**What to produce**
Could the lines from the one with "Transcribe this image's" through the end of the listing be restated exactly, with nothing else included?

**Exercise materials**
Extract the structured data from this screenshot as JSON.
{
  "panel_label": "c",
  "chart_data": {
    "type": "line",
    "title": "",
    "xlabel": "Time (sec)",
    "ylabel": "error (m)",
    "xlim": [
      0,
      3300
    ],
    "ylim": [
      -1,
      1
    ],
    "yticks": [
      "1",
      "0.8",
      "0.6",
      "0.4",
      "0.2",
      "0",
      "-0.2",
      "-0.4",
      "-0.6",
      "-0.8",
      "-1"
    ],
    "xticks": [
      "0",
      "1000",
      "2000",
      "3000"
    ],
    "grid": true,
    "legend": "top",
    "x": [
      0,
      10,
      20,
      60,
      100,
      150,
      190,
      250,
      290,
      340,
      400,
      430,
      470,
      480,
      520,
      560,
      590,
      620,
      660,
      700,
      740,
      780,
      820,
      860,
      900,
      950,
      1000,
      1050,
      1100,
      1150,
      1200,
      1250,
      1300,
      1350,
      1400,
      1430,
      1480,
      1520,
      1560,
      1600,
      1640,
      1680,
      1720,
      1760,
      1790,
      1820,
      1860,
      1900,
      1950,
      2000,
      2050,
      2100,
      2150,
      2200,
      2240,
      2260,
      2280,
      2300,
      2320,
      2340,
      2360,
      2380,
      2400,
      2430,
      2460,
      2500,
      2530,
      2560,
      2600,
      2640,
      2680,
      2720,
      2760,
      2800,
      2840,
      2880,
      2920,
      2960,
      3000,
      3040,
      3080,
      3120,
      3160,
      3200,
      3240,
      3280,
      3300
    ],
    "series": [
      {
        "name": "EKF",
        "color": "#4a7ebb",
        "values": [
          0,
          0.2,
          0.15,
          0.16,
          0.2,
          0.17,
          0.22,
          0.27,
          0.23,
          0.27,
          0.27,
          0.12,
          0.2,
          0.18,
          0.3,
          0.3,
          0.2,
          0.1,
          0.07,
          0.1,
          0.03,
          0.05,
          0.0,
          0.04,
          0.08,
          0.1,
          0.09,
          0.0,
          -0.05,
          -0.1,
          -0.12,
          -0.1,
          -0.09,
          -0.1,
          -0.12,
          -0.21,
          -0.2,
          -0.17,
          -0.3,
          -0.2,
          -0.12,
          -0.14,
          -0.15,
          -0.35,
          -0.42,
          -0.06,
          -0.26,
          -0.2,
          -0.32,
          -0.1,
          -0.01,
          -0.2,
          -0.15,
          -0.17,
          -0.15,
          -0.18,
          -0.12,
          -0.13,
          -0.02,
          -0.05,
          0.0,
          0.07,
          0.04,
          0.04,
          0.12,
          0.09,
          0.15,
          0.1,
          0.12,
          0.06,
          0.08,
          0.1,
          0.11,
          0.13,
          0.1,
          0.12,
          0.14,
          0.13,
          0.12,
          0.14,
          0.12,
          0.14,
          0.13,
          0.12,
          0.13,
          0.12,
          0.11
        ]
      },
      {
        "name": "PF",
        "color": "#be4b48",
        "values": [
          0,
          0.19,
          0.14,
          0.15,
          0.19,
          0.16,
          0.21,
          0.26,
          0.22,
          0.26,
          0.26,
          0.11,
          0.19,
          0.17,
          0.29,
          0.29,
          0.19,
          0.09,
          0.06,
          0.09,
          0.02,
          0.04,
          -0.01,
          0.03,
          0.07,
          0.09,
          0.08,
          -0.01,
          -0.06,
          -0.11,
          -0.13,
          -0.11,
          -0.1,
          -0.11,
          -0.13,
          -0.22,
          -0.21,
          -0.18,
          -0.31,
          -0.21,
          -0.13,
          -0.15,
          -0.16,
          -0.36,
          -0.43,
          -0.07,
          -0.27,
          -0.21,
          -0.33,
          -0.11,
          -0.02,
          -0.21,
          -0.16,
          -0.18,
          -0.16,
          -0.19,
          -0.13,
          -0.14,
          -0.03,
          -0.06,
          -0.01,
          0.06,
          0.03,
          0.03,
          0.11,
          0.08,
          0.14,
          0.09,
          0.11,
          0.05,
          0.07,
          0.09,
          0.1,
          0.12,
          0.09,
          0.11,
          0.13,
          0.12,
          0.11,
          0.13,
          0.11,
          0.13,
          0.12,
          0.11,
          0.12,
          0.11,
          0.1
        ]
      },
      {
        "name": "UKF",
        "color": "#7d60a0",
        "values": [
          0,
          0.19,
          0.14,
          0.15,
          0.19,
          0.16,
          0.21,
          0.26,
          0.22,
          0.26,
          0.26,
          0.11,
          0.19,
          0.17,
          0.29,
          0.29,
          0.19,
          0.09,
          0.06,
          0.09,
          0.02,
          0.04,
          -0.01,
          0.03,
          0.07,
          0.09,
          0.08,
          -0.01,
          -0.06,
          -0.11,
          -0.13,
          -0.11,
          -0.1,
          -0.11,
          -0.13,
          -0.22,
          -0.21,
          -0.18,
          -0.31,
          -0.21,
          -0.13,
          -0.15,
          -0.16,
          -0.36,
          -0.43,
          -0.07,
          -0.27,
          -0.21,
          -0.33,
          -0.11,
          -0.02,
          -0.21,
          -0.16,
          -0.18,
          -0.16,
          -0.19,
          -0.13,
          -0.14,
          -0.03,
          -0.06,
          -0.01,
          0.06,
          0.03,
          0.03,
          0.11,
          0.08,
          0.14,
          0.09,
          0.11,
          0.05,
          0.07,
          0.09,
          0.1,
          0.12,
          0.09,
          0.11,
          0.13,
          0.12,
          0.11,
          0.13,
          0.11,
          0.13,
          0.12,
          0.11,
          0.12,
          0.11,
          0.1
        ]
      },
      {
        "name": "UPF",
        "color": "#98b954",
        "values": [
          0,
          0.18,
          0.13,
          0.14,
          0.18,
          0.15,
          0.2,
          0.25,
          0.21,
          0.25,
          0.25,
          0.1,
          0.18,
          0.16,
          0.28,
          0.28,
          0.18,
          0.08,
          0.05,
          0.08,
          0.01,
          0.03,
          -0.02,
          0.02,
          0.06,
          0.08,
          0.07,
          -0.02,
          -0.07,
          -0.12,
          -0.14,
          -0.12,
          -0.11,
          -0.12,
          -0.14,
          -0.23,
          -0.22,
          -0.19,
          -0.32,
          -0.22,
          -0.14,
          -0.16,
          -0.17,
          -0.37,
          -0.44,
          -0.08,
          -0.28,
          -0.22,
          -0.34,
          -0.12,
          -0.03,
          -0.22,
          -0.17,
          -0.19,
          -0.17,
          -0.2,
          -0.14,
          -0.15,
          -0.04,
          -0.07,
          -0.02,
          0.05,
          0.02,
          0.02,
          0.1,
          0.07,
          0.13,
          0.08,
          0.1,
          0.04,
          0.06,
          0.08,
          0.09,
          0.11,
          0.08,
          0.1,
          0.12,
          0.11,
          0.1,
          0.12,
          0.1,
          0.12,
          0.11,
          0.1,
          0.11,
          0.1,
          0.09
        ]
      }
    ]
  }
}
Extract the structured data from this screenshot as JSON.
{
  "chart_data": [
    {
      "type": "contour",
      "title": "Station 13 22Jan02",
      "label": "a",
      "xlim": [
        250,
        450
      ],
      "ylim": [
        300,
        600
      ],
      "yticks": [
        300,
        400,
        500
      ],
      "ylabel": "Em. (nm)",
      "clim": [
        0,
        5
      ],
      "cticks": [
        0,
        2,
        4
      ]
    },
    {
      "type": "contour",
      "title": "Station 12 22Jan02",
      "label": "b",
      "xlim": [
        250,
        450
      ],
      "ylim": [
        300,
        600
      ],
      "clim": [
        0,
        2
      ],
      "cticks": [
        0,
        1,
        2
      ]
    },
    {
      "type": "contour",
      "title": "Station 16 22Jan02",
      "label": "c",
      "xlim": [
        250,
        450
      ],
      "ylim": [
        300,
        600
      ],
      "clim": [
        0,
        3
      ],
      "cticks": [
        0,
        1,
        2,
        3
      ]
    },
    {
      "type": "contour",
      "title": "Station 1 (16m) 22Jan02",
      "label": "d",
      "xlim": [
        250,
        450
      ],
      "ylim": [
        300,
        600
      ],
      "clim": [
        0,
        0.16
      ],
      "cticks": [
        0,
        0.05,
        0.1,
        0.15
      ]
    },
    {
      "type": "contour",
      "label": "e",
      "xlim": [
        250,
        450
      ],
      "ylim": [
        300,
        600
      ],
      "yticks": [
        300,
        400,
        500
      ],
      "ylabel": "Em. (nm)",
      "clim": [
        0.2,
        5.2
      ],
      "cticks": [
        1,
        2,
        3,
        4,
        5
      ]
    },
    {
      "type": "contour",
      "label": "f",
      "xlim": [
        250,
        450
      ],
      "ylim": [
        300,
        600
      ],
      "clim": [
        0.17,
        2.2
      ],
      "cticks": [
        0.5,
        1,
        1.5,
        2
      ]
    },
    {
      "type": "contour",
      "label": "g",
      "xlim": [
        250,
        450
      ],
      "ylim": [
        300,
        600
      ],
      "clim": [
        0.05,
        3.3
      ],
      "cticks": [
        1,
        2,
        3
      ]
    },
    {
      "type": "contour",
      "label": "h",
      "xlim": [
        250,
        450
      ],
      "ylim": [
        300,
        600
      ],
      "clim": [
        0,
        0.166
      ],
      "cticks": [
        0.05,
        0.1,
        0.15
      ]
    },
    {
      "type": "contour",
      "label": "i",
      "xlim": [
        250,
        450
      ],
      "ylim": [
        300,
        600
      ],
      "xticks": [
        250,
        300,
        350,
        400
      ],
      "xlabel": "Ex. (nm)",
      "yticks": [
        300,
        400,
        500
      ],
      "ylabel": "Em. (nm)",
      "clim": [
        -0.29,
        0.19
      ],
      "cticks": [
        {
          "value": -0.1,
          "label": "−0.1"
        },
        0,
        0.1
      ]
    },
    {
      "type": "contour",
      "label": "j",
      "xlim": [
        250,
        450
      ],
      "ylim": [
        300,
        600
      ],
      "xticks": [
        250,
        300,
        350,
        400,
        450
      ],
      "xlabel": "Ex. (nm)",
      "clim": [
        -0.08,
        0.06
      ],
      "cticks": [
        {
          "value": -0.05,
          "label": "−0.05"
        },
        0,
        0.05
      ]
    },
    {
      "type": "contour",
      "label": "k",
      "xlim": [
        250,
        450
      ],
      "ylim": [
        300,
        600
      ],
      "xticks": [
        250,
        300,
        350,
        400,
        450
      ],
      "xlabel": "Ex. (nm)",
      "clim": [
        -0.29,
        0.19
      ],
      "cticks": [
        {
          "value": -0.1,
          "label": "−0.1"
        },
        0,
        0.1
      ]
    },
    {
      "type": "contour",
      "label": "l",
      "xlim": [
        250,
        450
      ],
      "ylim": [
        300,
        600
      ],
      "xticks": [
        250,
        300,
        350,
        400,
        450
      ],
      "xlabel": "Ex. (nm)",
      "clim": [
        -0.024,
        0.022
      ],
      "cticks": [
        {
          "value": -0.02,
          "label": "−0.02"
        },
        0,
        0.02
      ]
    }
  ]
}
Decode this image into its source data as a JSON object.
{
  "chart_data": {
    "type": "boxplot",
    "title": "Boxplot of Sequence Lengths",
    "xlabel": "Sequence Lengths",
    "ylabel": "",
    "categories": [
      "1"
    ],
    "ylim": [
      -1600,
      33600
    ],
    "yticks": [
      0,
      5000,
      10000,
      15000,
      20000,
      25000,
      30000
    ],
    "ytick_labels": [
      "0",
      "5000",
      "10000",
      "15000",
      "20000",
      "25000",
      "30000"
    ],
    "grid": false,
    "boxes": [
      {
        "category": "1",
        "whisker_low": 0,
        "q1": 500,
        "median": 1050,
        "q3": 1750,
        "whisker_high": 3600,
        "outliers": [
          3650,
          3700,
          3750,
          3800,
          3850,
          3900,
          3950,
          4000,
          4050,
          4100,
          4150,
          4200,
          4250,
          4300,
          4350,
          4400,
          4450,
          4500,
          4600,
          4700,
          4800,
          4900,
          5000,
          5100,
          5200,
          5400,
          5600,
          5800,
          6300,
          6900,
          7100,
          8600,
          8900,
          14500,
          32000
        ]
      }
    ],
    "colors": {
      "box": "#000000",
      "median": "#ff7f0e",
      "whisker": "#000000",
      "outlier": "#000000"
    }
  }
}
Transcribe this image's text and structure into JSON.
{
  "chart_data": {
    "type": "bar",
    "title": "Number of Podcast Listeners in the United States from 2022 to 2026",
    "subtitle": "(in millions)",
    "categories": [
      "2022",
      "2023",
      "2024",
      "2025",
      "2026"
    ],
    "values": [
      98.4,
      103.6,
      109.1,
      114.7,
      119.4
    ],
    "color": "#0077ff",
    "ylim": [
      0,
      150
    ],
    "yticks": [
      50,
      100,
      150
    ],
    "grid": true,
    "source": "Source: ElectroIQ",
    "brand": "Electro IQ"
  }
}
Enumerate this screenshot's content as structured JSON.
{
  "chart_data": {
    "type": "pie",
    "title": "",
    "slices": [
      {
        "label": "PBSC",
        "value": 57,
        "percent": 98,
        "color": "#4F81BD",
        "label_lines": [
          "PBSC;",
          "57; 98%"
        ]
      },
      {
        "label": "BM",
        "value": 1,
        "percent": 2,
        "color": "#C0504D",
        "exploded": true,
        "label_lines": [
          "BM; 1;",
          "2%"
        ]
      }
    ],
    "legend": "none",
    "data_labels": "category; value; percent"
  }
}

**Correct output**
Transcribe this image's text and structure into JSON.
{
  "chart_data": {
    "type": "bar",
    "title": "Number of Podcast Listeners in the United States from 2022 to 2026",
    "subtitle": "(in millions)",
    "categories": [
      "2022",
      "2023",
      "2024",
      "2025",
      "2026"
    ],
    "values": [
      98.4,
      103.6,
      109.1,
      114.7,
      119.4
    ],
    "color": "#0077ff",
    "ylim": [
      0,
      150
    ],
    "yticks": [
      50,
      100,
      150
    ],
    "grid": true,
    "source": "Source: ElectroIQ",
    "brand": "Electro IQ"
  }
}
Enumerate this screenshot's content as structured JSON.
{
  "chart_data": {
    "type": "pie",
    "title": "",
    "slices": [
      {
        "label": "PBSC",
        "value": 57,
        "percent": 98,
        "color": "#4F81BD",
        "label_lines": [
          "PBSC;",
          "57; 98%"
        ]
      },
      {
        "label": "BM",
        "value": 1,
        "percent": 2,
        "color": "#C0504D",
        "exploded": true,
        "label_lines": [
          "BM; 1;",
          "2%"
        ]
      }
    ],
    "legend": "none",
    "data_labels": "category; value; percent"
  }
}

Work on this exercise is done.